• Set exercise: Present every line in which the string "this" appears.

+---+

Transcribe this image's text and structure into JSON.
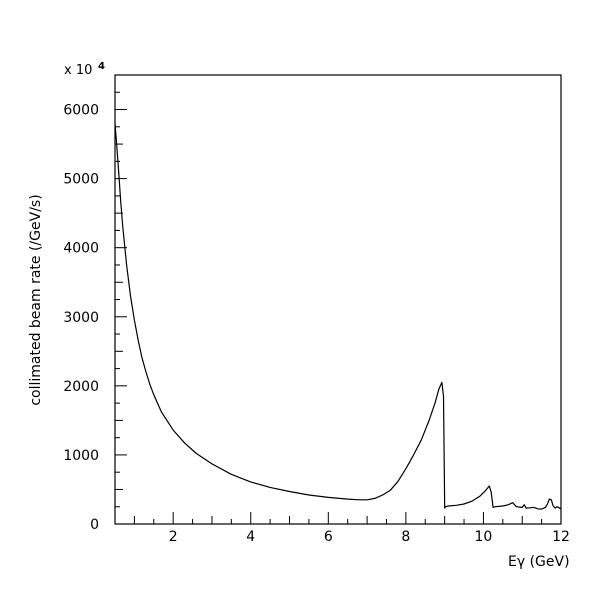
{
  "chart_data": {
    "type": "line",
    "title": "",
    "xlabel": "Eγ (GeV)",
    "ylabel": "collimated beam rate (/GeV/s)",
    "y_multiplier": "x 10",
    "y_multiplier_exp": "4",
    "xlim": [
      0.5,
      12
    ],
    "ylim": [
      0,
      6500
    ],
    "x_ticks": [
      2,
      4,
      6,
      8,
      10,
      12
    ],
    "x_tick_labels": [
      "2",
      "4",
      "6",
      "8",
      "10",
      "12"
    ],
    "y_ticks": [
      0,
      1000,
      2000,
      3000,
      4000,
      5000,
      6000
    ],
    "y_tick_labels": [
      "0",
      "1000",
      "2000",
      "3000",
      "4000",
      "5000",
      "6000"
    ],
    "grid": false,
    "series": [
      {
        "x": [
          0.5,
          0.55,
          0.6,
          0.65,
          0.7,
          0.8,
          0.9,
          1.0,
          1.1,
          1.2,
          1.3,
          1.4,
          1.5,
          1.7,
          2.0,
          2.3,
          2.6,
          3.0,
          3.5,
          4.0,
          4.5,
          5.0,
          5.5,
          6.0,
          6.5,
          6.8,
          7.0,
          7.2,
          7.4,
          7.6,
          7.8,
          8.0,
          8.2,
          8.4,
          8.6,
          8.75,
          8.85,
          8.93,
          8.97,
          9.0,
          9.02,
          9.1,
          9.3,
          9.5,
          9.7,
          9.9,
          10.05,
          10.15,
          10.2,
          10.25,
          10.3,
          10.5,
          10.65,
          10.75,
          10.8,
          10.85,
          11.0,
          11.05,
          11.1,
          11.2,
          11.3,
          11.4,
          11.5,
          11.6,
          11.65,
          11.7,
          11.75,
          11.8,
          11.85,
          11.9,
          12.0
        ],
        "values": [
          5800,
          5450,
          5050,
          4650,
          4300,
          3750,
          3300,
          2950,
          2650,
          2400,
          2200,
          2020,
          1870,
          1620,
          1360,
          1170,
          1020,
          870,
          720,
          610,
          530,
          470,
          420,
          385,
          360,
          350,
          350,
          370,
          420,
          490,
          620,
          800,
          1000,
          1220,
          1500,
          1750,
          1950,
          2050,
          1850,
          230,
          250,
          260,
          270,
          290,
          330,
          400,
          480,
          550,
          460,
          240,
          250,
          260,
          280,
          310,
          280,
          250,
          240,
          280,
          230,
          235,
          240,
          220,
          215,
          240,
          290,
          360,
          350,
          260,
          230,
          250,
          220
        ]
      }
    ]
  }
}
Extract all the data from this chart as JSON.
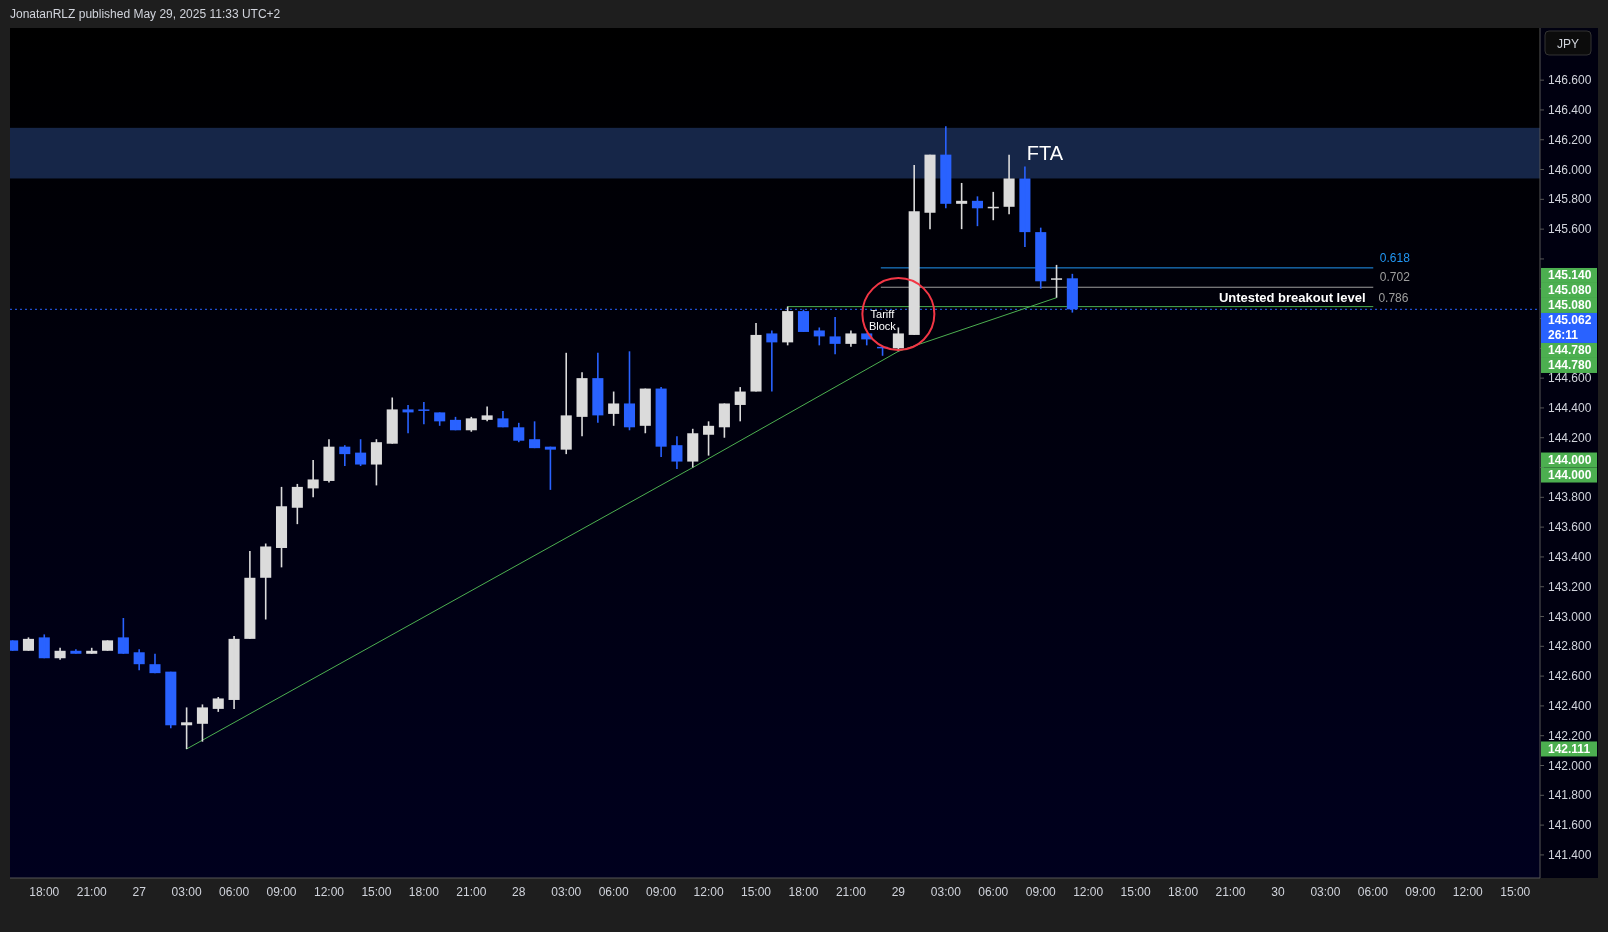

+---+

• The answer:
Transcribe this image's text and structure into JSON.
Extract all the data from this chart as JSON.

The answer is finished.